_Work to complete_: Restate the full set of records exactly, word for word.

A run of records:
☆ ☆ ☆
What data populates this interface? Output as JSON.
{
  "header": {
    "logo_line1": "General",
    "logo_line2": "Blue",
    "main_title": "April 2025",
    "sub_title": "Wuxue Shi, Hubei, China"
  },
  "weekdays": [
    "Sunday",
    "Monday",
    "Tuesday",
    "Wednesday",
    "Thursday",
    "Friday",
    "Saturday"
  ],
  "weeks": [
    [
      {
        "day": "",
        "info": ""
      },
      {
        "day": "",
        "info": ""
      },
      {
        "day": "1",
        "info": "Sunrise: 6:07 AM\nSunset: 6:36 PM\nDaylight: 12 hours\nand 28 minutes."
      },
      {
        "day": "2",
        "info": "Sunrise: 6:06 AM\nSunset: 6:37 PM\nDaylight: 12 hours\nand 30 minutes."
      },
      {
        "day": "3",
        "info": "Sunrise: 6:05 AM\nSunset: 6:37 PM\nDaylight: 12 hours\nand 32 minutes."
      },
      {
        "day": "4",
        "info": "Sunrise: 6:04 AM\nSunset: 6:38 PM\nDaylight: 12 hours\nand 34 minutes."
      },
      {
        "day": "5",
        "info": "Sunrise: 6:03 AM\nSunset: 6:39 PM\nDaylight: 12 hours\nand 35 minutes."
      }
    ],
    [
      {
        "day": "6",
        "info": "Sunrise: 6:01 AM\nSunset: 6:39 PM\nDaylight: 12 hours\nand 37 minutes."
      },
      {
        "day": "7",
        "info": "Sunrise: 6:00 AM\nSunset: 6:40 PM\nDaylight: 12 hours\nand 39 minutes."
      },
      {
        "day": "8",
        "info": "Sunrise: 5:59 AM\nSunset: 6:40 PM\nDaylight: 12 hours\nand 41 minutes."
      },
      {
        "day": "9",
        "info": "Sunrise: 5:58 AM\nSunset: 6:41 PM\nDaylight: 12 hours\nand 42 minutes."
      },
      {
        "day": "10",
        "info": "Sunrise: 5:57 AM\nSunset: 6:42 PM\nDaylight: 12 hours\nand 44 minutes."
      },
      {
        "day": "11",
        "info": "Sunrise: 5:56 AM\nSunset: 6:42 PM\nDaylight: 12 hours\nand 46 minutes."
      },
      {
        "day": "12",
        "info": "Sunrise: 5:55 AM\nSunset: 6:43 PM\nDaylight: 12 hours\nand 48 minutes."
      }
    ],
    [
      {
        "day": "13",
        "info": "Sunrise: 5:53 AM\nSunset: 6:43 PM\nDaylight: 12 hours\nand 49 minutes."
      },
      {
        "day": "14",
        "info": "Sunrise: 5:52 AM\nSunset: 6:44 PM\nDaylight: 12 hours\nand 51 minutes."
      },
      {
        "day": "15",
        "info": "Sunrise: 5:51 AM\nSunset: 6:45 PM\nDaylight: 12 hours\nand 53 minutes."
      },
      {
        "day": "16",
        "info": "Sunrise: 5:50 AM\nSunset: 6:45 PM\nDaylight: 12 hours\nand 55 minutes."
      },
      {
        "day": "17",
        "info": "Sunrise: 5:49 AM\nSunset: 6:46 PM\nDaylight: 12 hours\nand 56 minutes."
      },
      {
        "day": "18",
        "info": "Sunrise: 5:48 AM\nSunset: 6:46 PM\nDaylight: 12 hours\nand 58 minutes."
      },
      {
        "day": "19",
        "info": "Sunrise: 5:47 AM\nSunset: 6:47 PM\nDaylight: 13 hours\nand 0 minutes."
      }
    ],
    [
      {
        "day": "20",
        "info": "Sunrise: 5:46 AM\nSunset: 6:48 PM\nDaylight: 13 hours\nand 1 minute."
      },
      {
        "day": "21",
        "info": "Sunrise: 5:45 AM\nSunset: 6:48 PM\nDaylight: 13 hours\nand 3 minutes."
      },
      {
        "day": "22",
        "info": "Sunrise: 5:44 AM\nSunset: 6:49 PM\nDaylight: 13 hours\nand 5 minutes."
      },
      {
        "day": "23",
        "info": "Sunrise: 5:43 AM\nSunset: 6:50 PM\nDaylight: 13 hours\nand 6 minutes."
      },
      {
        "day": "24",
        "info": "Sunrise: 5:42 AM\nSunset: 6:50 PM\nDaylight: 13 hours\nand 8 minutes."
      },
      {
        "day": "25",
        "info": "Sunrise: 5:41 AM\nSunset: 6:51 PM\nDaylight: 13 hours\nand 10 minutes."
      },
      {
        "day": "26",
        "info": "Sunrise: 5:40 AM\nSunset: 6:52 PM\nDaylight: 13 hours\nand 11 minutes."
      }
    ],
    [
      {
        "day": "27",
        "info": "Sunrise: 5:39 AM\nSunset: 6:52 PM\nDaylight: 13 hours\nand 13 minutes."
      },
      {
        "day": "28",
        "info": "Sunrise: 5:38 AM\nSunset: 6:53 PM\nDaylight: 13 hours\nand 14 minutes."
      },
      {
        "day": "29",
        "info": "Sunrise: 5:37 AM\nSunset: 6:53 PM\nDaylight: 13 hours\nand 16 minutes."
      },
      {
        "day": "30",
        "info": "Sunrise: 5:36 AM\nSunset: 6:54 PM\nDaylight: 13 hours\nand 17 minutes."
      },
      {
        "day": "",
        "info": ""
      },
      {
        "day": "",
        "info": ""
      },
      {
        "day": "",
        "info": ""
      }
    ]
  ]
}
☆ ☆ ☆
_Solution to the exercise_:
What data populates this interface? Output as JSON.
{
  "header": {
    "logo_line1": "General",
    "logo_line2": "Blue",
    "main_title": "April 2025",
    "sub_title": "Wuxue Shi, Hubei, China"
  },
  "weekdays": [
    "Sunday",
    "Monday",
    "Tuesday",
    "Wednesday",
    "Thursday",
    "Friday",
    "Saturday"
  ],
  "weeks": [
    [
      {
        "day": "",
        "info": ""
      },
      {
        "day": "",
        "info": ""
      },
      {
        "day": "1",
        "info": "Sunrise: 6:07 AM\nSunset: 6:36 PM\nDaylight: 12 hours\nand 28 minutes."
      },
      {
        "day": "2",
        "info": "Sunrise: 6:06 AM\nSunset: 6:37 PM\nDaylight: 12 hours\nand 30 minutes."
      },
      {
        "day": "3",
        "info": "Sunrise: 6:05 AM\nSunset: 6:37 PM\nDaylight: 12 hours\nand 32 minutes."
      },
      {
        "day": "4",
        "info": "Sunrise: 6:04 AM\nSunset: 6:38 PM\nDaylight: 12 hours\nand 34 minutes."
      },
      {
        "day": "5",
        "info": "Sunrise: 6:03 AM\nSunset: 6:39 PM\nDaylight: 12 hours\nand 35 minutes."
      }
    ],
    [
      {
        "day": "6",
        "info": "Sunrise: 6:01 AM\nSunset: 6:39 PM\nDaylight: 12 hours\nand 37 minutes."
      },
      {
        "day": "7",
        "info": "Sunrise: 6:00 AM\nSunset: 6:40 PM\nDaylight: 12 hours\nand 39 minutes."
      },
      {
        "day": "8",
        "info": "Sunrise: 5:59 AM\nSunset: 6:40 PM\nDaylight: 12 hours\nand 41 minutes."
      },
      {
        "day": "9",
        "info": "Sunrise: 5:58 AM\nSunset: 6:41 PM\nDaylight: 12 hours\nand 42 minutes."
      },
      {
        "day": "10",
        "info": "Sunrise: 5:57 AM\nSunset: 6:42 PM\nDaylight: 12 hours\nand 44 minutes."
      },
      {
        "day": "11",
        "info": "Sunrise: 5:56 AM\nSunset: 6:42 PM\nDaylight: 12 hours\nand 46 minutes."
      },
      {
        "day": "12",
        "info": "Sunrise: 5:55 AM\nSunset: 6:43 PM\nDaylight: 12 hours\nand 48 minutes."
      }
    ],
    [
      {
        "day": "13",
        "info": "Sunrise: 5:53 AM\nSunset: 6:43 PM\nDaylight: 12 hours\nand 49 minutes."
      },
      {
        "day": "14",
        "info": "Sunrise: 5:52 AM\nSunset: 6:44 PM\nDaylight: 12 hours\nand 51 minutes."
      },
      {
        "day": "15",
        "info": "Sunrise: 5:51 AM\nSunset: 6:45 PM\nDaylight: 12 hours\nand 53 minutes."
      },
      {
        "day": "16",
        "info": "Sunrise: 5:50 AM\nSunset: 6:45 PM\nDaylight: 12 hours\nand 55 minutes."
      },
      {
        "day": "17",
        "info": "Sunrise: 5:49 AM\nSunset: 6:46 PM\nDaylight: 12 hours\nand 56 minutes."
      },
      {
        "day": "18",
        "info": "Sunrise: 5:48 AM\nSunset: 6:46 PM\nDaylight: 12 hours\nand 58 minutes."
      },
      {
        "day": "19",
        "info": "Sunrise: 5:47 AM\nSunset: 6:47 PM\nDaylight: 13 hours\nand 0 minutes."
      }
    ],
    [
      {
        "day": "20",
        "info": "Sunrise: 5:46 AM\nSunset: 6:48 PM\nDaylight: 13 hours\nand 1 minute."
      },
      {
        "day": "21",
        "info": "Sunrise: 5:45 AM\nSunset: 6:48 PM\nDaylight: 13 hours\nand 3 minutes."
      },
      {
        "day": "22",
        "info": "Sunrise: 5:44 AM\nSunset: 6:49 PM\nDaylight: 13 hours\nand 5 minutes."
      },
      {
        "day": "23",
        "info": "Sunrise: 5:43 AM\nSunset: 6:50 PM\nDaylight: 13 hours\nand 6 minutes."
      },
      {
        "day": "24",
        "info": "Sunrise: 5:42 AM\nSunset: 6:50 PM\nDaylight: 13 hours\nand 8 minutes."
      },
      {
        "day": "25",
        "info": "Sunrise: 5:41 AM\nSunset: 6:51 PM\nDaylight: 13 hours\nand 10 minutes."
      },
      {
        "day": "26",
        "info": "Sunrise: 5:40 AM\nSunset: 6:52 PM\nDaylight: 13 hours\nand 11 minutes."
      }
    ],
    [
      {
        "day": "27",
        "info": "Sunrise: 5:39 AM\nSunset: 6:52 PM\nDaylight: 13 hours\nand 13 minutes."
      },
      {
        "day": "28",
        "info": "Sunrise: 5:38 AM\nSunset: 6:53 PM\nDaylight: 13 hours\nand 14 minutes."
      },
      {
        "day": "29",
        "info": "Sunrise: 5:37 AM\nSunset: 6:53 PM\nDaylight: 13 hours\nand 16 minutes."
      },
      {
        "day": "30",
        "info": "Sunrise: 5:36 AM\nSunset: 6:54 PM\nDaylight: 13 hours\nand 17 minutes."
      },
      {
        "day": "",
        "info": ""
      },
      {
        "day": "",
        "info": ""
      },
      {
        "day": "",
        "info": ""
      }
    ]
  ]
}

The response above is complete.